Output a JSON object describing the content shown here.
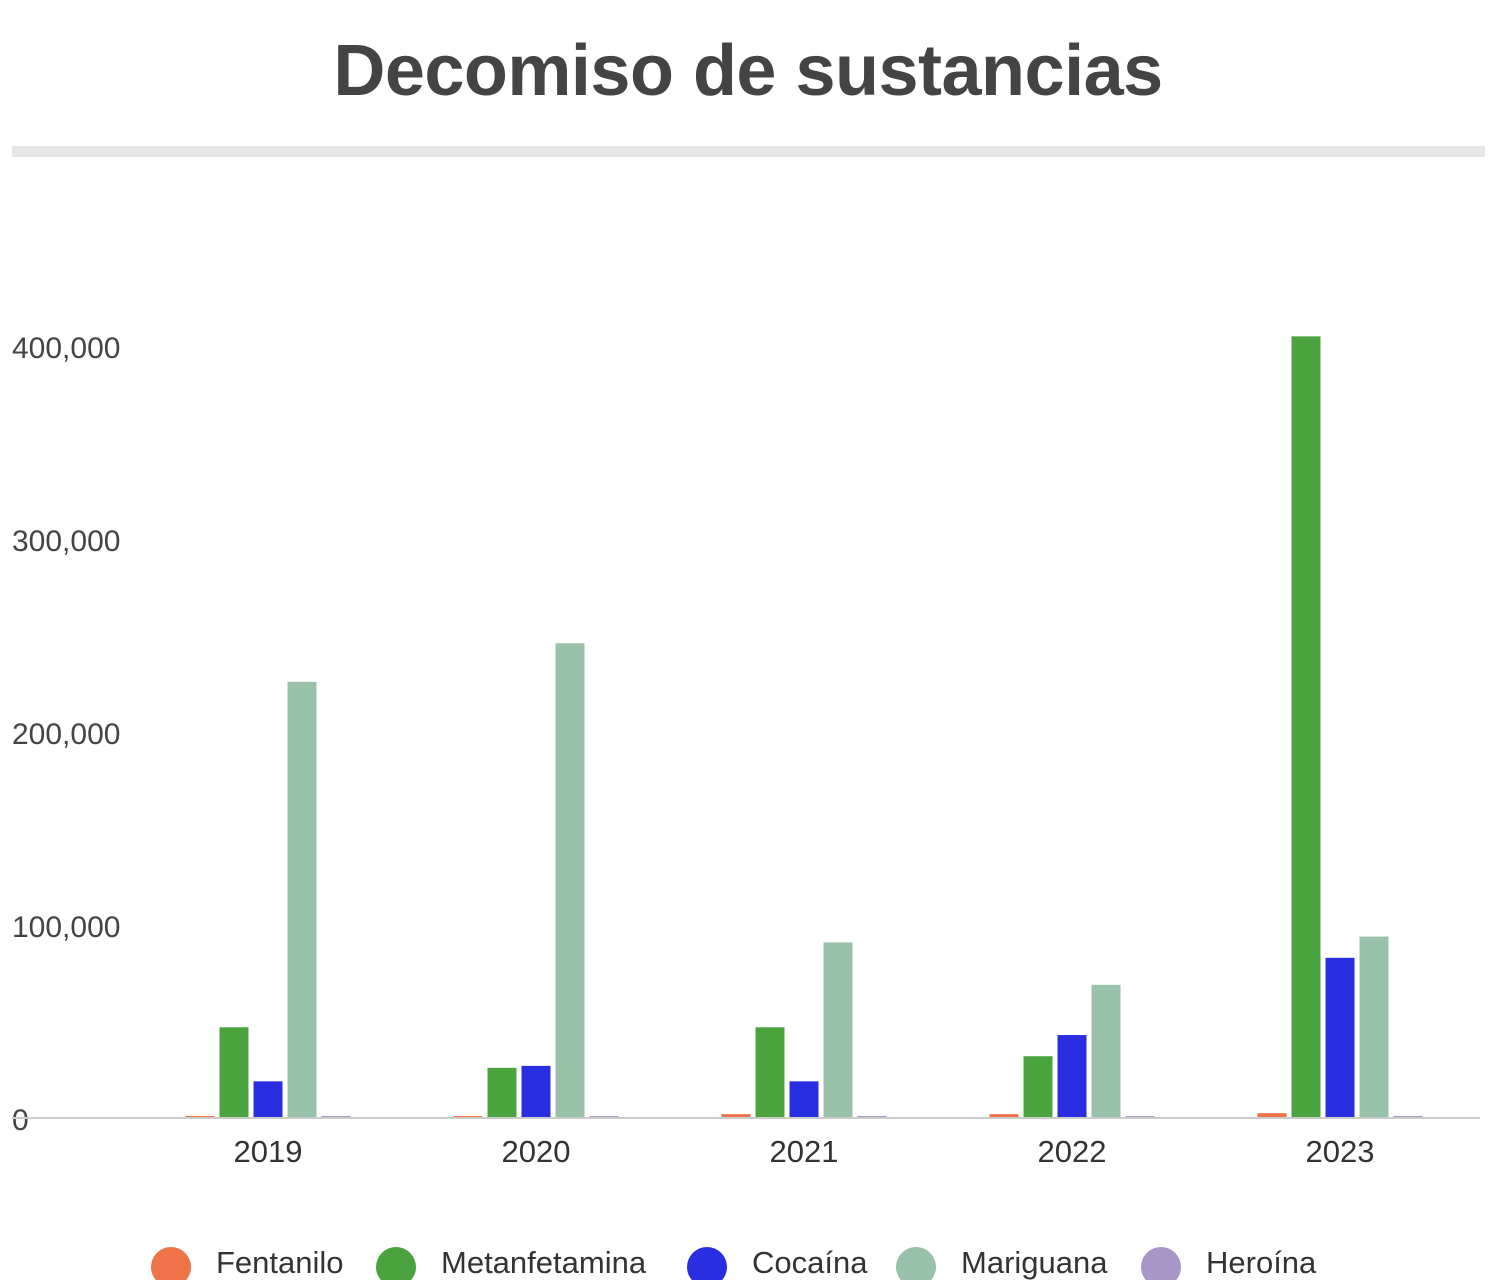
{
  "chart_data": {
    "type": "bar",
    "title": "Decomiso de sustancias",
    "xlabel": "",
    "ylabel": "",
    "categories": [
      "2019",
      "2020",
      "2021",
      "2022",
      "2023"
    ],
    "ylim": [
      0,
      400000
    ],
    "yticks": [
      0,
      100000,
      200000,
      300000,
      400000
    ],
    "ytick_labels": [
      "0",
      "100,000",
      "200,000",
      "300,000",
      "400,000"
    ],
    "grid": false,
    "legend_position": "bottom",
    "series": [
      {
        "name": "Fentanilo",
        "color": "#ee7349",
        "values": [
          500,
          1000,
          2000,
          2000,
          2500
        ]
      },
      {
        "name": "Metanfetamina",
        "color": "#4aa33e",
        "values": [
          47000,
          26000,
          47000,
          32000,
          405000
        ]
      },
      {
        "name": "Cocaína",
        "color": "#2a2ee1",
        "values": [
          19000,
          27000,
          19000,
          43000,
          83000
        ]
      },
      {
        "name": "Mariguana",
        "color": "#9ac2ab",
        "values": [
          226000,
          246000,
          91000,
          69000,
          94000
        ]
      },
      {
        "name": "Heroína",
        "color": "#a796c6",
        "values": [
          400,
          400,
          400,
          300,
          300
        ]
      }
    ]
  }
}
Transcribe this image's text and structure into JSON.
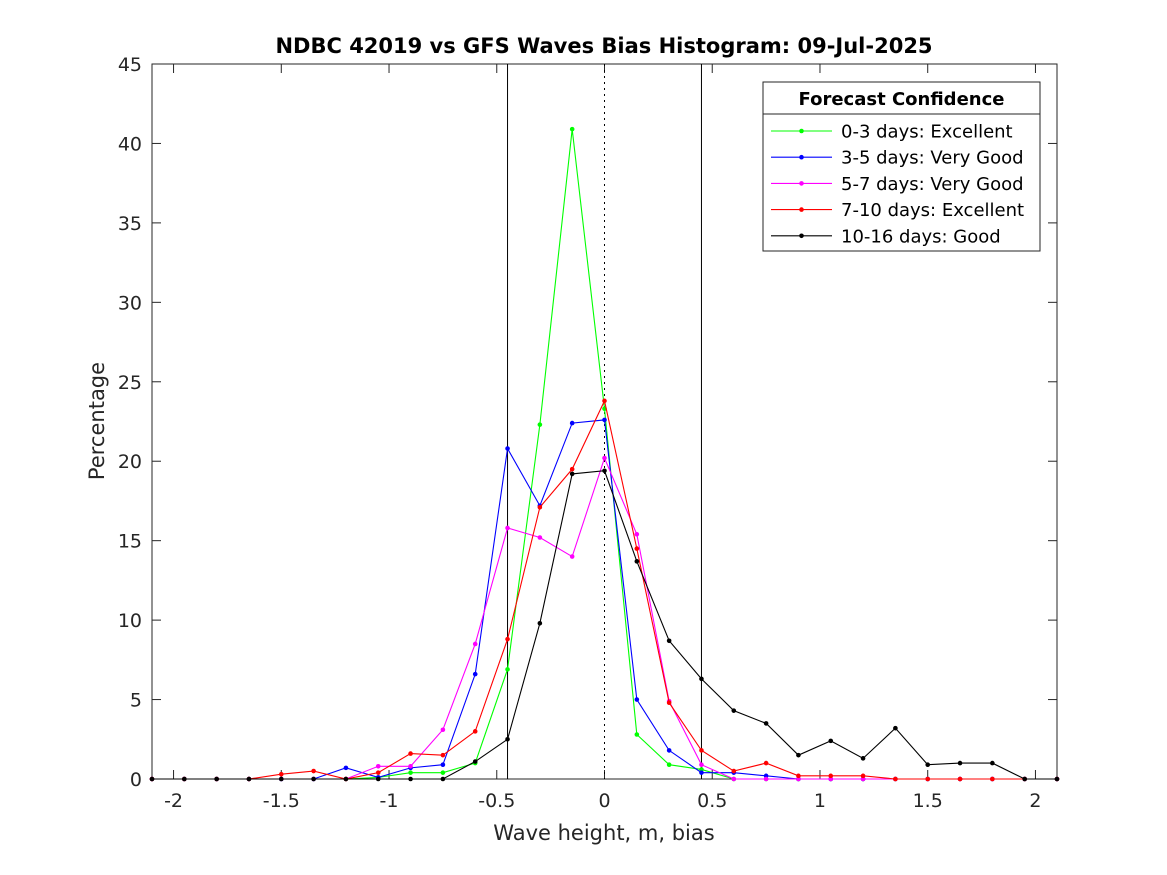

● ● ● ● ● ● ●

### WORK REQUIRED
How many lines of the data contain the word "color"? Answer with the number alone.

### TASK OUTPUT
5